## PROBLEMS AND TASKS
A) Condense the paragraph of the color matching note that begins "I was thinking that I could use some of the experimental matching functions" into a short bulleted list that keeps its main facts.
B) Lay out the graphics dataset listing below as a two-column CSV with the columns "text" and "answer", one row per block, putting each in a single quoted field with line breaks replaced by spaces. Leave the pictures out of the result.

No need to worry about that warning. I haven't look into the observer stuff for quite a while. In the beginning of the project I had an idea to use the "best" observer functions, that is those that gave the best matching results in experiments. The 1931 observer is not really the best. However the CIE standards organization only change their standards if something comes along and provides significant improvement, otherwise they keep the old standard, and that's why the 1931 color matching function have survived for 85 years.

I was thinking that I could use some of the experimental matching functions though, but there's a major problem -- all the other color spaces are defined with the 1931 observer, so if I just change observer those are thrown out of balance. So in order to use a different observer one have to make some sort of transform from the new observer XYZ to a matching XYZ in the 1931, and I haven't really found any good way to do that.

The color matching functions does not say what color we see, just that spectrum A will have the same color as spectrum B if the resulting XYZ is the same, that is the colors match, hence the name "color matching functions". If we just exchange the color matching functions in the test target spectrum matching but keep the rest the same we will be in error, as the resulting XYZ coordinates will be transformed eventually to an RGB value on your screen and that transform is tuned for 1931 observer.

Extracted records
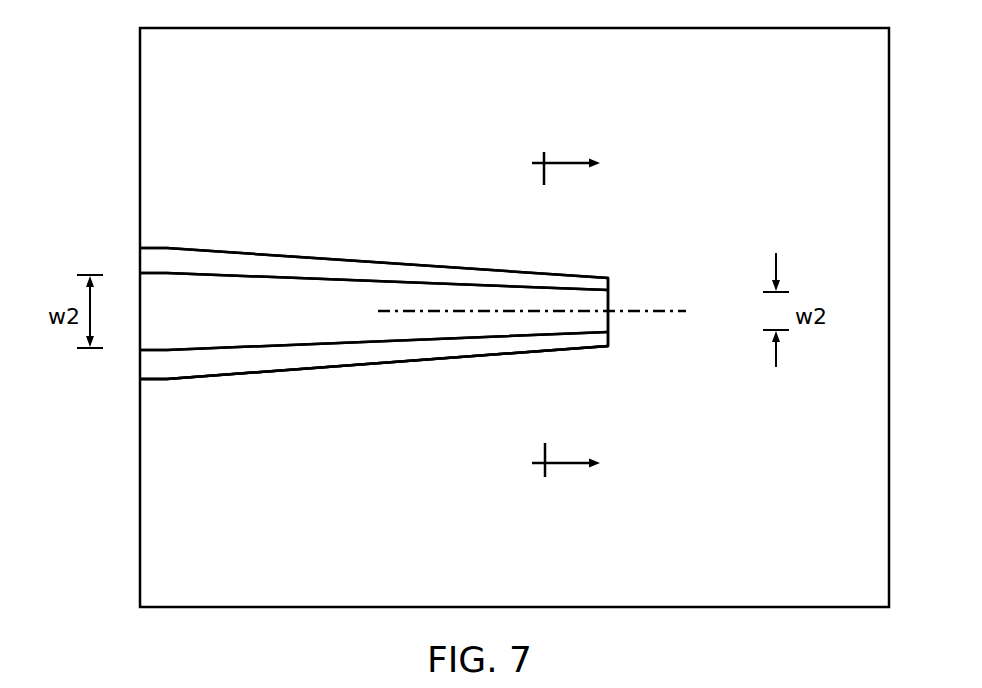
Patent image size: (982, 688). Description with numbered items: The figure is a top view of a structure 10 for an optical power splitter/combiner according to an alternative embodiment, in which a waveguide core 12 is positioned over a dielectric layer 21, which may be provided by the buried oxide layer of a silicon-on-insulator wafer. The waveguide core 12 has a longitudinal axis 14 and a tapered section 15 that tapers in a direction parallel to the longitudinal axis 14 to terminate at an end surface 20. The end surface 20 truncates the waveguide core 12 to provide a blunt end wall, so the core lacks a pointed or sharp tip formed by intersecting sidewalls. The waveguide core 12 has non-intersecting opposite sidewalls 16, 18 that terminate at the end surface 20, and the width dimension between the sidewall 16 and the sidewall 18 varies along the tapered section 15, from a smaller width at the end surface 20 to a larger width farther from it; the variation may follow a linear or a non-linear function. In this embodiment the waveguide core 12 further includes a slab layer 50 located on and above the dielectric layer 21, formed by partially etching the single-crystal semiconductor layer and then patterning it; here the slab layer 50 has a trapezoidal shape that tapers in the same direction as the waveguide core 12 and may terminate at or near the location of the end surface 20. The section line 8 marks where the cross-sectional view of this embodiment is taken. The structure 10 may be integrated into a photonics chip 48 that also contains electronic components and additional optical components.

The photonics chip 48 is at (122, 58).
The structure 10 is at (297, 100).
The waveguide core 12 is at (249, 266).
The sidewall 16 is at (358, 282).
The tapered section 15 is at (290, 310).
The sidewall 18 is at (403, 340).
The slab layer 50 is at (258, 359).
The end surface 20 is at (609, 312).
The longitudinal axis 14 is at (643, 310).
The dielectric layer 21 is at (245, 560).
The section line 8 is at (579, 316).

## RESPONSES TO THE TASKS
A)
- The experimental color matching functions could in principle be used.
- All the other color spaces are defined with the 1931 observer, so switching observers throws them out of balance.
- Using a different observer would require a transform from the new observer's XYZ to a matching XYZ in the 1931 observer.
- No good way to do that has been found yet.

B)
text,answer
"Patent image size: (982, 688). Description with numbered items: The figure is a top view of a structure 10 for an optical power splitter/combiner according to an alternative embodiment, in which a waveguide core 12 is positioned over a dielectric layer 21, which may be provided by the buried oxide layer of a silicon-on-insulator wafer. The waveguide core 12 has a longitudinal axis 14 and a tapered section 15 that tapers in a direction parallel to the longitudinal axis 14 to terminate at an end surface 20. The end surface 20 truncates the waveguide core 12 to provide a blunt end wall, so the core lacks a pointed or sharp tip formed by intersecting sidewalls. The waveguide core 12 has non-intersecting opposite sidewalls 16, 18 that terminate at the end surface 20, and the width dimension between the sidewall 16 and the sidewall 18 varies along the tapered section 15, from a smaller width at the end surface 20 to a larger width farther from it; the variation may follow a linear or a non-linear function. In this embodiment the waveguide core 12 further includes a slab layer 50 located on and above the dielectric layer 21, formed by partially etching the single-crystal semiconductor layer and then patterning it; here the slab layer 50 has a trapezoidal shape that tapers in the same direction as the waveguide core 12 and may terminate at or near the location of the end surface 20. The section line 8 marks where the cross-sectional view of this embodiment is taken. The structure 10 may be integrated into a photonics chip 48 that also contains electronic components and additional optical components.","The photonics chip 48 is at (122, 58). The structure 10 is at (297, 100). The waveguide core 12 is at (249, 266). The sidewall 16 is at (358, 282). The tapered section 15 is at (290, 310). The sidewall 18 is at (403, 340). The slab layer 50 is at (258, 359). The end surface 20 is at (609, 312). The longitudinal axis 14 is at (643, 310). The dielectric layer 21 is at (245, 560). The section line 8 is at (579, 316)."